▶ [Task directions]
Would you return all of this data exactly, leaving nothing out?

(Records)
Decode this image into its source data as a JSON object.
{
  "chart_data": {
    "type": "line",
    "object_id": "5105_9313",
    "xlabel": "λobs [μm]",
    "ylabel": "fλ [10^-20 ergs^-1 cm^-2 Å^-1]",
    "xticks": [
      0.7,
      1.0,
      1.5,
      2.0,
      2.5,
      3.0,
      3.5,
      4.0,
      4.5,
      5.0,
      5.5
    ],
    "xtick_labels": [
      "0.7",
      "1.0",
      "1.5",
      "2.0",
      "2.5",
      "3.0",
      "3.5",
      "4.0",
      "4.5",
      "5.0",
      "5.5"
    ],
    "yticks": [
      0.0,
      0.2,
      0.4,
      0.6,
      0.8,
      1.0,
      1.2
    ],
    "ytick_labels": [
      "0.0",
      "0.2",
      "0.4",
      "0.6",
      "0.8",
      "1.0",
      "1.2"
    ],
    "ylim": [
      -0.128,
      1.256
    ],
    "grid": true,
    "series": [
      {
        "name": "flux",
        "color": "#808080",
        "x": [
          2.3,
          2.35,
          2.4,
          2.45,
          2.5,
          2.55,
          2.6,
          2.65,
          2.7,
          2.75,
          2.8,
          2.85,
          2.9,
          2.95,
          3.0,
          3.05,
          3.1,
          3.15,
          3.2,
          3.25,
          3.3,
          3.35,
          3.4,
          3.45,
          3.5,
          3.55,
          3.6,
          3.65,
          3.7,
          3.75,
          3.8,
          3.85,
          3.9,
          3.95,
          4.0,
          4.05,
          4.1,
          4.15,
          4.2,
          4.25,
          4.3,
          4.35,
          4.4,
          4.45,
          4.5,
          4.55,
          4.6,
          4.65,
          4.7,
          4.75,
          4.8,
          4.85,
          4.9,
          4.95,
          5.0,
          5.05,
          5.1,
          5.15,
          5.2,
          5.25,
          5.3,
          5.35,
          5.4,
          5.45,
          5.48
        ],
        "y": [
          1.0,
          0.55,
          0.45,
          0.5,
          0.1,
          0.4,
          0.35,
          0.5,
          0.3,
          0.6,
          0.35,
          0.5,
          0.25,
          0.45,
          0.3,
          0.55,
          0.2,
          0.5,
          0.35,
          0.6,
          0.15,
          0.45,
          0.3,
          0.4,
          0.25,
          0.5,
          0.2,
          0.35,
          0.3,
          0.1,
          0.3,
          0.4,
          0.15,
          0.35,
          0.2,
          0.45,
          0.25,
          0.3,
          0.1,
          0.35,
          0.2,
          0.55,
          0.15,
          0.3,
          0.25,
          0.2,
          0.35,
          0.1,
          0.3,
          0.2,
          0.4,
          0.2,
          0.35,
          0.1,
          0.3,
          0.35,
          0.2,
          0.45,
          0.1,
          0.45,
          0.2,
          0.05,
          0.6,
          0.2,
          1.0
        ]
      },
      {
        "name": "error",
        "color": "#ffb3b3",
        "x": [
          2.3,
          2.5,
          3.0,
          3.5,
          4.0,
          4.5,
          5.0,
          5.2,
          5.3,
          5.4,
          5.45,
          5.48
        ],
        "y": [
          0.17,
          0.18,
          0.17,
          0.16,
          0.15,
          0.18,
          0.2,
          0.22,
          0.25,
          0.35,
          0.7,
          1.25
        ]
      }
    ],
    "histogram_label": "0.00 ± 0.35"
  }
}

▶ [Response]
Decode this image into its source data as a JSON object.
{
  "chart_data": {
    "type": "line",
    "object_id": "5105_9313",
    "xlabel": "λobs [μm]",
    "ylabel": "fλ [10^-20 ergs^-1 cm^-2 Å^-1]",
    "xticks": [
      0.7,
      1.0,
      1.5,
      2.0,
      2.5,
      3.0,
      3.5,
      4.0,
      4.5,
      5.0,
      5.5
    ],
    "xtick_labels": [
      "0.7",
      "1.0",
      "1.5",
      "2.0",
      "2.5",
      "3.0",
      "3.5",
      "4.0",
      "4.5",
      "5.0",
      "5.5"
    ],
    "yticks": [
      0.0,
      0.2,
      0.4,
      0.6,
      0.8,
      1.0,
      1.2
    ],
    "ytick_labels": [
      "0.0",
      "0.2",
      "0.4",
      "0.6",
      "0.8",
      "1.0",
      "1.2"
    ],
    "ylim": [
      -0.128,
      1.256
    ],
    "grid": true,
    "series": [
      {
        "name": "flux",
        "color": "#808080",
        "x": [
          2.3,
          2.35,
          2.4,
          2.45,
          2.5,
          2.55,
          2.6,
          2.65,
          2.7,
          2.75,
          2.8,
          2.85,
          2.9,
          2.95,
          3.0,
          3.05,
          3.1,
          3.15,
          3.2,
          3.25,
          3.3,
          3.35,
          3.4,
          3.45,
          3.5,
          3.55,
          3.6,
          3.65,
          3.7,
          3.75,
          3.8,
          3.85,
          3.9,
          3.95,
          4.0,
          4.05,
          4.1,
          4.15,
          4.2,
          4.25,
          4.3,
          4.35,
          4.4,
          4.45,
          4.5,
          4.55,
          4.6,
          4.65,
          4.7,
          4.75,
          4.8,
          4.85,
          4.9,
          4.95,
          5.0,
          5.05,
          5.1,
          5.15,
          5.2,
          5.25,
          5.3,
          5.35,
          5.4,
          5.45,
          5.48
        ],
        "y": [
          1.0,
          0.55,
          0.45,
          0.5,
          0.1,
          0.4,
          0.35,
          0.5,
          0.3,
          0.6,
          0.35,
          0.5,
          0.25,
          0.45,
          0.3,
          0.55,
          0.2,
          0.5,
          0.35,
          0.6,
          0.15,
          0.45,
          0.3,
          0.4,
          0.25,
          0.5,
          0.2,
          0.35,
          0.3,
          0.1,
          0.3,
          0.4,
          0.15,
          0.35,
          0.2,
          0.45,
          0.25,
          0.3,
          0.1,
          0.35,
          0.2,
          0.55,
          0.15,
          0.3,
          0.25,
          0.2,
          0.35,
          0.1,
          0.3,
          0.2,
          0.4,
          0.2,
          0.35,
          0.1,
          0.3,
          0.35,
          0.2,
          0.45,
          0.1,
          0.45,
          0.2,
          0.05,
          0.6,
          0.2,
          1.0
        ]
      },
      {
        "name": "error",
        "color": "#ffb3b3",
        "x": [
          2.3,
          2.5,
          3.0,
          3.5,
          4.0,
          4.5,
          5.0,
          5.2,
          5.3,
          5.4,
          5.45,
          5.48
        ],
        "y": [
          0.17,
          0.18,
          0.17,
          0.16,
          0.15,
          0.18,
          0.2,
          0.22,
          0.25,
          0.35,
          0.7,
          1.25
        ]
      }
    ],
    "histogram_label": "0.00 ± 0.35"
  }
}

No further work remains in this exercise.